─── Entries ───

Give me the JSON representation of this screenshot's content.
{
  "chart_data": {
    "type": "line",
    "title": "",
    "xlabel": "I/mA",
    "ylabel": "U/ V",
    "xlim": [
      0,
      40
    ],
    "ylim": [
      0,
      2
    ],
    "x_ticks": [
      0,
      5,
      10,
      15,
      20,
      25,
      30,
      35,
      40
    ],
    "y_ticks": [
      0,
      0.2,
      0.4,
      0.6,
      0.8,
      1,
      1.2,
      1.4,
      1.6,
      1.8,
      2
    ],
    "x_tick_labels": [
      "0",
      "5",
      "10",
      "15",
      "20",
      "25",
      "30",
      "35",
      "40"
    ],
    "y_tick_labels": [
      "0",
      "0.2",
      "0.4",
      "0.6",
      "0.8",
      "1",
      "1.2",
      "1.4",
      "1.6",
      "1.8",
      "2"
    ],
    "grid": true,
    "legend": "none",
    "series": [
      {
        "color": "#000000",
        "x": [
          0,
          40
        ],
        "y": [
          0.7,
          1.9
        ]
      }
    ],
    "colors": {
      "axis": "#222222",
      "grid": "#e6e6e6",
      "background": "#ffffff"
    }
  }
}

───

- **Exercise objective**
Without leaving anything out, give the entries again exactly.

- **The solution**
Give me the JSON representation of this screenshot's content.
{
  "chart_data": {
    "type": "line",
    "title": "",
    "xlabel": "I/mA",
    "ylabel": "U/ V",
    "xlim": [
      0,
      40
    ],
    "ylim": [
      0,
      2
    ],
    "x_ticks": [
      0,
      5,
      10,
      15,
      20,
      25,
      30,
      35,
      40
    ],
    "y_ticks": [
      0,
      0.2,
      0.4,
      0.6,
      0.8,
      1,
      1.2,
      1.4,
      1.6,
      1.8,
      2
    ],
    "x_tick_labels": [
      "0",
      "5",
      "10",
      "15",
      "20",
      "25",
      "30",
      "35",
      "40"
    ],
    "y_tick_labels": [
      "0",
      "0.2",
      "0.4",
      "0.6",
      "0.8",
      "1",
      "1.2",
      "1.4",
      "1.6",
      "1.8",
      "2"
    ],
    "grid": true,
    "legend": "none",
    "series": [
      {
        "color": "#000000",
        "x": [
          0,
          40
        ],
        "y": [
          0.7,
          1.9
        ]
      }
    ],
    "colors": {
      "axis": "#222222",
      "grid": "#e6e6e6",
      "background": "#ffffff"
    }
  }
}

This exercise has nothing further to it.